• [What is expected]: State how many lines include "name", giving the number by itself.

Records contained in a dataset
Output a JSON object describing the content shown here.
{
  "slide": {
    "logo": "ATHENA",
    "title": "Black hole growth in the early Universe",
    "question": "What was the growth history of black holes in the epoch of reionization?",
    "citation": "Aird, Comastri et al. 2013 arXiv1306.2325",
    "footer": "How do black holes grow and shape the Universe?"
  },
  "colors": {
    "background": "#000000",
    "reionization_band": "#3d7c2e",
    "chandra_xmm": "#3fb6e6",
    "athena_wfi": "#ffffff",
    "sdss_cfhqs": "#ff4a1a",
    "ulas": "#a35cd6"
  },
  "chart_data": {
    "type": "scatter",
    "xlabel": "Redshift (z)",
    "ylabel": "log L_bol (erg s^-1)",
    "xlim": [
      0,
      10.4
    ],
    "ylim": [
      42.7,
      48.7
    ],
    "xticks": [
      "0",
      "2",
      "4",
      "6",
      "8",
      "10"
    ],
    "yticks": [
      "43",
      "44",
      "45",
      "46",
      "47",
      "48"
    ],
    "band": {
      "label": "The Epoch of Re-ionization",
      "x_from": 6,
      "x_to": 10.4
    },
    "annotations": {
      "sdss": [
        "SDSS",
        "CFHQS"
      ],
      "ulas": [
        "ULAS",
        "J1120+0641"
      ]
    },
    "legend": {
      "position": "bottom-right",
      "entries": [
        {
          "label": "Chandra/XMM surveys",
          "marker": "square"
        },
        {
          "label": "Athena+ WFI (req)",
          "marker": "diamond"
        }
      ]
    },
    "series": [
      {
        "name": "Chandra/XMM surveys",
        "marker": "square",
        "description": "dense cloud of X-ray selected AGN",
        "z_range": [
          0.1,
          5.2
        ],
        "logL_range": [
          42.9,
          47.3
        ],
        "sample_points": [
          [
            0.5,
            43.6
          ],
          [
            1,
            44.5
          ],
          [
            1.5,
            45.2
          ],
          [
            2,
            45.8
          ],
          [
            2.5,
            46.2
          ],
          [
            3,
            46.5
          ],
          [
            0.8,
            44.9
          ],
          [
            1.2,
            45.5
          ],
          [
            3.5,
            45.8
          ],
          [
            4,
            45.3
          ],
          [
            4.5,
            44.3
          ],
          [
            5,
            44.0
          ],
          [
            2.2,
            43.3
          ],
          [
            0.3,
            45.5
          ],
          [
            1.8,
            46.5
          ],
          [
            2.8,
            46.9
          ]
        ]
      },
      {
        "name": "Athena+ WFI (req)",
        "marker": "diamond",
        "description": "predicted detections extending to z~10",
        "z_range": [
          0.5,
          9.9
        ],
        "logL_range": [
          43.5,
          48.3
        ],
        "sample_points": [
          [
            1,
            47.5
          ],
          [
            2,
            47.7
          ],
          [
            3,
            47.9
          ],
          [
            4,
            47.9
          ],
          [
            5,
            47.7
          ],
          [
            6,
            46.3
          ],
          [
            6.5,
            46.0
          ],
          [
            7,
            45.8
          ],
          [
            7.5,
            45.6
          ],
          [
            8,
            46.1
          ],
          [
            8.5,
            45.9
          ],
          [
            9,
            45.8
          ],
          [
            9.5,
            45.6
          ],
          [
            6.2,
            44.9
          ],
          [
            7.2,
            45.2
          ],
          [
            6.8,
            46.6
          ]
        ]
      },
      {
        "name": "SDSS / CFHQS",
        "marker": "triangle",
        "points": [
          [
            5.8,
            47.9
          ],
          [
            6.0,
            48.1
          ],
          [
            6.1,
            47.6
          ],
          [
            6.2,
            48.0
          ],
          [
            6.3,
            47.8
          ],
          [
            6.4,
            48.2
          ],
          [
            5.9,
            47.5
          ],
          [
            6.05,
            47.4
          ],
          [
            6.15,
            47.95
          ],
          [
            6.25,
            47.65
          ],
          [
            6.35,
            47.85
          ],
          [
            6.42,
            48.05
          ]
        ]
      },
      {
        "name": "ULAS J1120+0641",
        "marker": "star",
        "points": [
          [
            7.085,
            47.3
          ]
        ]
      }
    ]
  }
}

• [Expected output]: 4